*EXERCISE MATERIALS*.

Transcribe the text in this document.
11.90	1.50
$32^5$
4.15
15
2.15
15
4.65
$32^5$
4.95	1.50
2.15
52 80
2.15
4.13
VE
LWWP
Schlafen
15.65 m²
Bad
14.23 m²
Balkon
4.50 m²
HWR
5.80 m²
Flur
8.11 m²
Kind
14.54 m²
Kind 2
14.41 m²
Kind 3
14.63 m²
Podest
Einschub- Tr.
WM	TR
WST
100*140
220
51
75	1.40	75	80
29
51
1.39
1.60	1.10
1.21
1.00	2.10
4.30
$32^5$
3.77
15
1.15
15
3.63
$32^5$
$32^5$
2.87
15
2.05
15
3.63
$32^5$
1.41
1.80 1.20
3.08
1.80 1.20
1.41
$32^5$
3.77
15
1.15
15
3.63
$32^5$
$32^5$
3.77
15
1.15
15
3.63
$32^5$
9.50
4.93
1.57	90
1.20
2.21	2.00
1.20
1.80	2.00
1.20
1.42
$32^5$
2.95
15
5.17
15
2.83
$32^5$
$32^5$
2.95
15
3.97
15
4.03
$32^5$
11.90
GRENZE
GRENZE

*GIVEN EXERCISE*.
Above are the records; retype them all without a single difference.

*TASK ANSWER*.
Transcribe the text in this document.
11.90	1.50
$32^5$
4.15
15
2.15
15
4.65
$32^5$
4.95	1.50
2.15
52 80
2.15
4.13
VE
LWWP
Schlafen
15.65 m²
Bad
14.23 m²
Balkon
4.50 m²
HWR
5.80 m²
Flur
8.11 m²
Kind
14.54 m²
Kind 2
14.41 m²
Kind 3
14.63 m²
Podest
Einschub- Tr.
WM	TR
WST
100*140
220
51
75	1.40	75	80
29
51
1.39
1.60	1.10
1.21
1.00	2.10
4.30
$32^5$
3.77
15
1.15
15
3.63
$32^5$
$32^5$
2.87
15
2.05
15
3.63
$32^5$
1.41
1.80 1.20
3.08
1.80 1.20
1.41
$32^5$
3.77
15
1.15
15
3.63
$32^5$
$32^5$
3.77
15
1.15
15
3.63
$32^5$
9.50
4.93
1.57	90
1.20
2.21	2.00
1.20
1.80	2.00
1.20
1.42
$32^5$
2.95
15
5.17
15
2.83
$32^5$
$32^5$
2.95
15
3.97
15
4.03
$32^5$
11.90
GRENZE
GRENZE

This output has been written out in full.